[BEGIN Records for the exercise]
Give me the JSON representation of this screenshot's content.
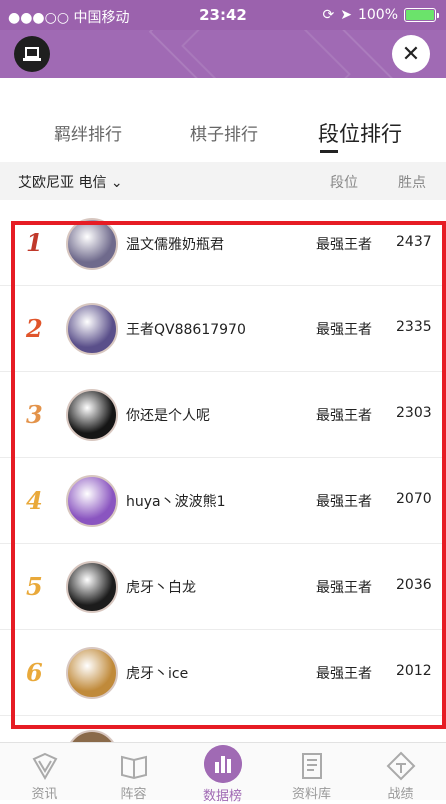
{
  "status_bar": {
    "carrier": "●●●○○ 中国移动",
    "time": "23:42",
    "battery": "100%",
    "battery_level": 1.0
  },
  "tabs": [
    {
      "label": "羁绊排行"
    },
    {
      "label": "棋子排行"
    },
    {
      "label": "段位排行"
    }
  ],
  "filter": {
    "region": "艾欧尼亚 电信",
    "col_rank": "段位",
    "col_points": "胜点"
  },
  "rows": [
    {
      "rank": "1",
      "name": "温文儒雅奶瓶君",
      "tier": "最强王者",
      "points": "2437",
      "color": "#c0392b",
      "avatar_color": "#6f6a8c"
    },
    {
      "rank": "2",
      "name": "王者QV88617970",
      "tier": "最强王者",
      "points": "2335",
      "color": "#e0552b",
      "avatar_color": "#5a4f8a"
    },
    {
      "rank": "3",
      "name": "你还是个人呢",
      "tier": "最强王者",
      "points": "2303",
      "color": "#e3934a",
      "avatar_color": "#151515"
    },
    {
      "rank": "4",
      "name": "huya丶波波熊1",
      "tier": "最强王者",
      "points": "2070",
      "color": "#e9a93a",
      "avatar_color": "#8a55c0"
    },
    {
      "rank": "5",
      "name": "虎牙丶白龙",
      "tier": "最强王者",
      "points": "2036",
      "color": "#e9a93a",
      "avatar_color": "#1c1c1c"
    },
    {
      "rank": "6",
      "name": "虎牙丶ice",
      "tier": "最强王者",
      "points": "2012",
      "color": "#e9a93a",
      "avatar_color": "#c08a3a"
    }
  ],
  "bottom_nav": [
    {
      "label": "资讯",
      "icon": "shield-icon"
    },
    {
      "label": "阵容",
      "icon": "book-icon"
    },
    {
      "label": "数据榜",
      "icon": "bar-chart-icon"
    },
    {
      "label": "资料库",
      "icon": "document-icon"
    },
    {
      "label": "战绩",
      "icon": "trophy-icon"
    }
  ],
  "colors": {
    "brand": "#a06ab4",
    "highlight_box": "#e61c24"
  }
}
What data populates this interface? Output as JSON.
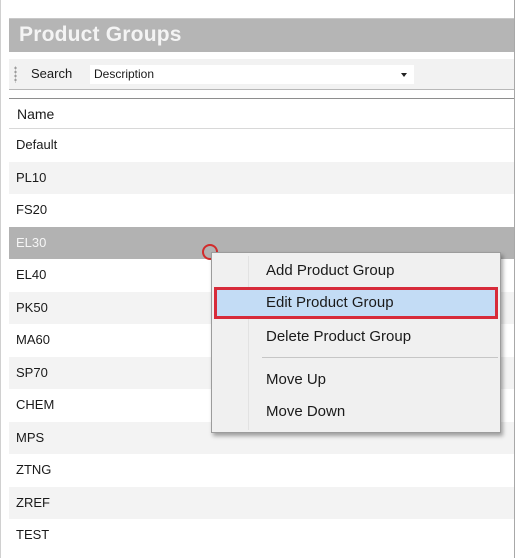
{
  "panel": {
    "title": "Product Groups"
  },
  "toolbar": {
    "search_label": "Search",
    "search_field_value": "Description"
  },
  "grid": {
    "column_header": "Name",
    "rows": [
      {
        "name": "Default"
      },
      {
        "name": "PL10"
      },
      {
        "name": "FS20"
      },
      {
        "name": "EL30"
      },
      {
        "name": "EL40"
      },
      {
        "name": "PK50"
      },
      {
        "name": "MA60"
      },
      {
        "name": "SP70"
      },
      {
        "name": "CHEM"
      },
      {
        "name": "MPS"
      },
      {
        "name": "ZTNG"
      },
      {
        "name": "ZREF"
      },
      {
        "name": "TEST"
      }
    ],
    "selected_row": "EL30"
  },
  "context_menu": {
    "items": [
      {
        "label": "Add Product Group"
      },
      {
        "label": "Edit Product Group"
      },
      {
        "label": "Delete Product Group"
      },
      {
        "label": "Move Up"
      },
      {
        "label": "Move Down"
      }
    ],
    "highlighted_item": "Edit Product Group"
  },
  "colors": {
    "title_bar": "#b5b5b5",
    "selected_row": "#b2b2b2",
    "menu_highlight": "#c3dcf5",
    "annotation_red": "#d72b3a"
  }
}
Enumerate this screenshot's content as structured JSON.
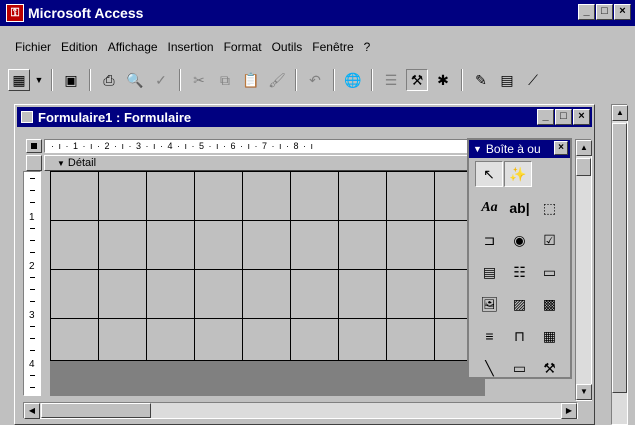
{
  "app": {
    "title": "Microsoft Access",
    "window_buttons": [
      "_",
      "□",
      "×"
    ]
  },
  "menu": {
    "items": [
      "Fichier",
      "Edition",
      "Affichage",
      "Insertion",
      "Format",
      "Outils",
      "Fenêtre",
      "?"
    ]
  },
  "toolbar": {
    "buttons": [
      "form-view-icon",
      "dropdown-arrow-icon",
      "save-icon",
      "print-icon",
      "print-preview-icon",
      "spelling-icon",
      "cut-icon",
      "copy-icon",
      "paste-icon",
      "format-painter-icon",
      "undo-icon",
      "insert-hyperlink-icon",
      "field-list-icon",
      "toolbox-icon",
      "autoformat-icon",
      "code-icon",
      "properties-icon",
      "build-icon"
    ]
  },
  "form_window": {
    "title": "Formulaire1 : Formulaire",
    "window_buttons": [
      "_",
      "□",
      "×"
    ],
    "section": "Détail",
    "hruler_text": "· ı · 1 · ı · 2 · ı · 3 · ı · 4 · ı · 5 · ı · 6 · ı · 7 · ı · 8 · ı",
    "vruler_numbers": [
      "1",
      "2",
      "3",
      "4"
    ]
  },
  "toolbox": {
    "title": "Boîte à ou",
    "close": "×",
    "tools": [
      [
        "select-objects-icon",
        "control-wizards-icon"
      ],
      [
        "label-icon",
        "textbox-icon",
        "option-group-icon"
      ],
      [
        "toggle-button-icon",
        "option-button-icon",
        "checkbox-icon"
      ],
      [
        "combo-box-icon",
        "list-box-icon",
        "command-button-icon"
      ],
      [
        "image-icon",
        "unbound-object-frame-icon",
        "bound-object-frame-icon"
      ],
      [
        "page-break-icon",
        "tab-control-icon",
        "subform-icon"
      ],
      [
        "line-icon",
        "rectangle-icon",
        "more-controls-icon"
      ]
    ],
    "label_text": "Aa",
    "textbox_text": "ab|"
  }
}
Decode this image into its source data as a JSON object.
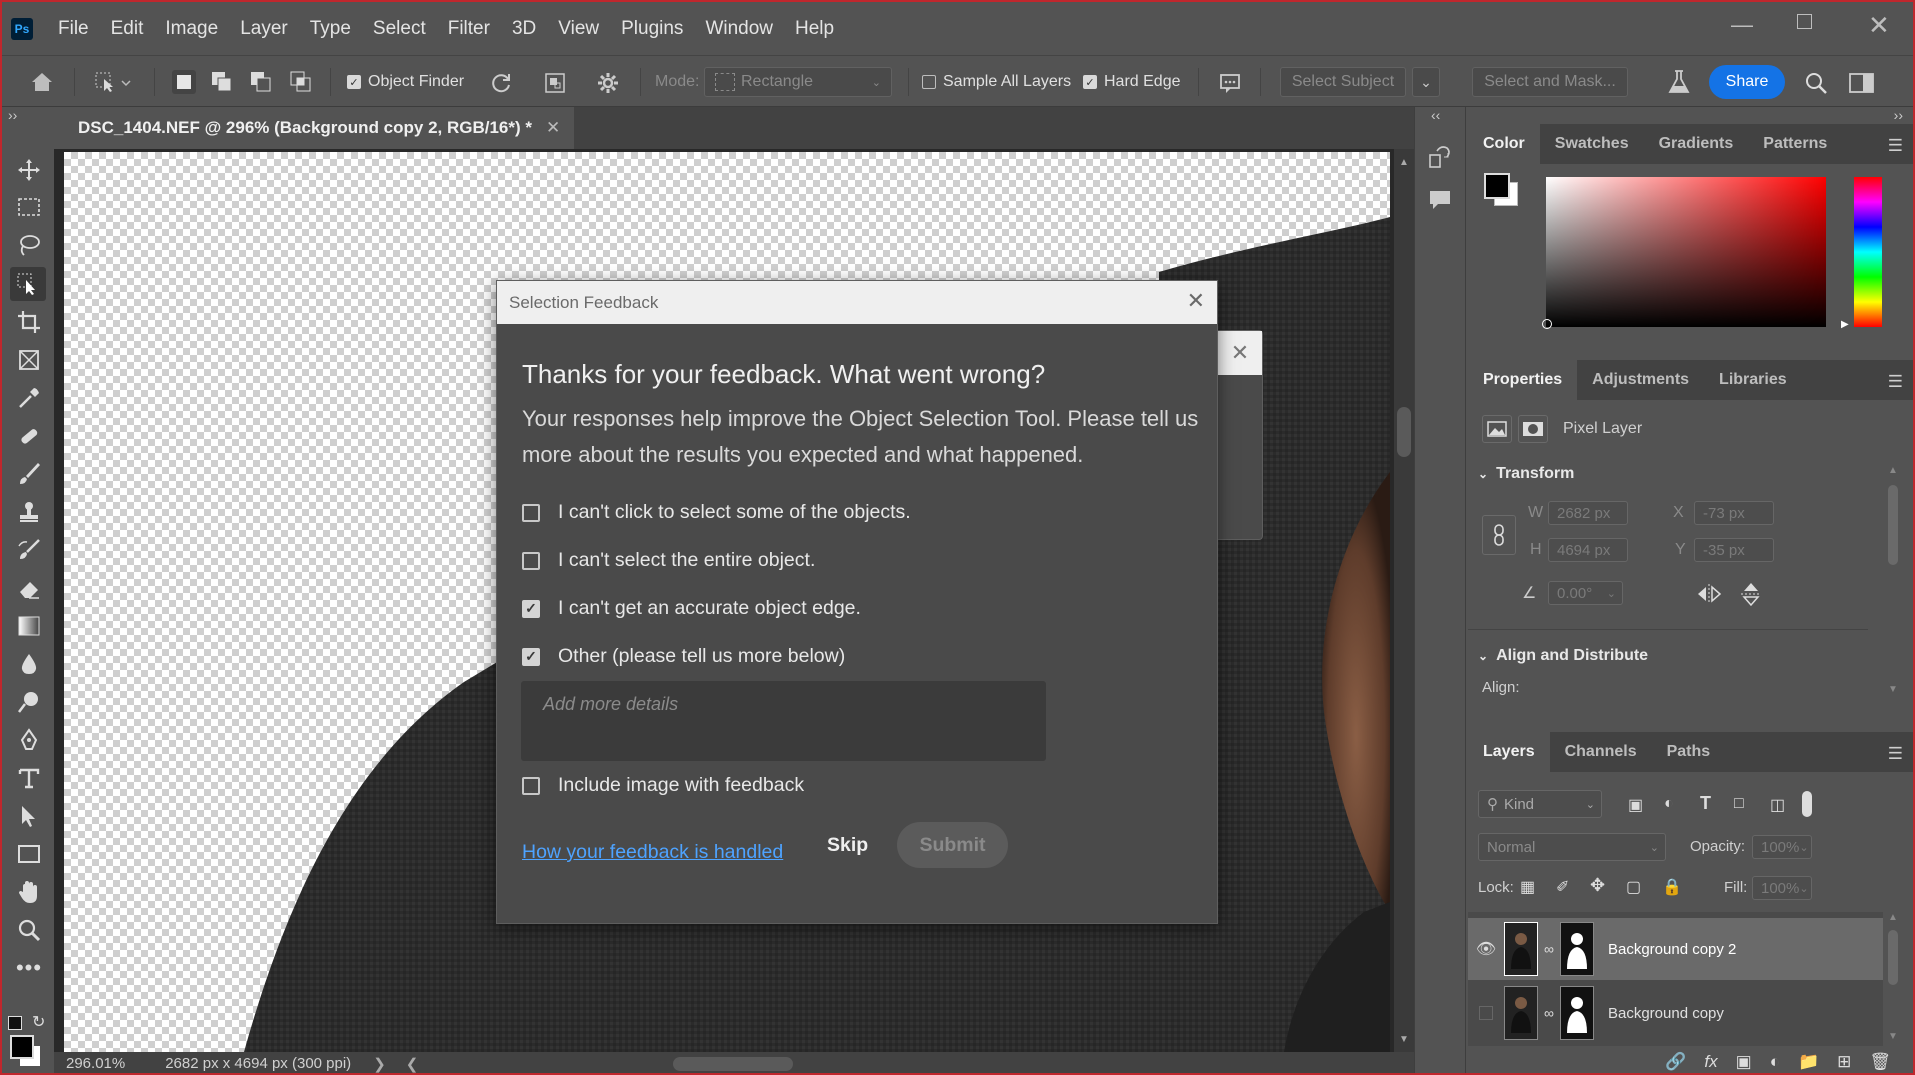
{
  "menubar": {
    "logo": "Ps",
    "items": [
      "File",
      "Edit",
      "Image",
      "Layer",
      "Type",
      "Select",
      "Filter",
      "3D",
      "View",
      "Plugins",
      "Window",
      "Help"
    ]
  },
  "options": {
    "object_finder": "Object Finder",
    "mode_label": "Mode:",
    "mode_value": "Rectangle",
    "sample_all_layers": "Sample All Layers",
    "hard_edge": "Hard Edge",
    "select_subject": "Select Subject",
    "select_and_mask": "Select and Mask...",
    "share": "Share"
  },
  "document": {
    "tab_title": "DSC_1404.NEF @ 296% (Background copy 2, RGB/16*) *",
    "zoom": "296.01%",
    "dimensions": "2682 px x 4694 px (300 ppi)"
  },
  "dialog": {
    "title": "Selection Feedback",
    "heading": "Thanks for your feedback. What went wrong?",
    "description": "Your responses help improve the Object Selection Tool. Please tell us more about the results you expected and what happened.",
    "options": [
      {
        "label": "I can't click to select some of the objects.",
        "checked": false
      },
      {
        "label": "I can't select the entire object.",
        "checked": false
      },
      {
        "label": "I can't get an accurate object edge.",
        "checked": true
      },
      {
        "label": "Other (please tell us more below)",
        "checked": true
      }
    ],
    "details_placeholder": "Add more details",
    "include_image": {
      "label": "Include image with feedback",
      "checked": false
    },
    "link": "How your feedback is handled",
    "skip": "Skip",
    "submit": "Submit"
  },
  "color_panel": {
    "tabs": [
      "Color",
      "Swatches",
      "Gradients",
      "Patterns"
    ]
  },
  "properties_panel": {
    "tabs": [
      "Properties",
      "Adjustments",
      "Libraries"
    ],
    "layer_type": "Pixel Layer",
    "transform_title": "Transform",
    "w_label": "W",
    "w_value": "2682 px",
    "x_label": "X",
    "x_value": "-73 px",
    "h_label": "H",
    "h_value": "4694 px",
    "y_label": "Y",
    "y_value": "-35 px",
    "angle_value": "0.00°",
    "align_title": "Align and Distribute",
    "align_label": "Align:"
  },
  "layers_panel": {
    "tabs": [
      "Layers",
      "Channels",
      "Paths"
    ],
    "filter_kind": "Kind",
    "blend_mode": "Normal",
    "opacity_label": "Opacity:",
    "opacity_value": "100%",
    "lock_label": "Lock:",
    "fill_label": "Fill:",
    "fill_value": "100%",
    "layers": [
      {
        "name": "Background copy 2",
        "visible": true,
        "selected": true
      },
      {
        "name": "Background copy",
        "visible": false,
        "selected": false
      }
    ]
  }
}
[END Records for the exercise]
The exercise -
Copy all the lines above that hold the string "true".

Exercise result -
        "checked": true
        "checked": true
        "visible": true,
        "selected": true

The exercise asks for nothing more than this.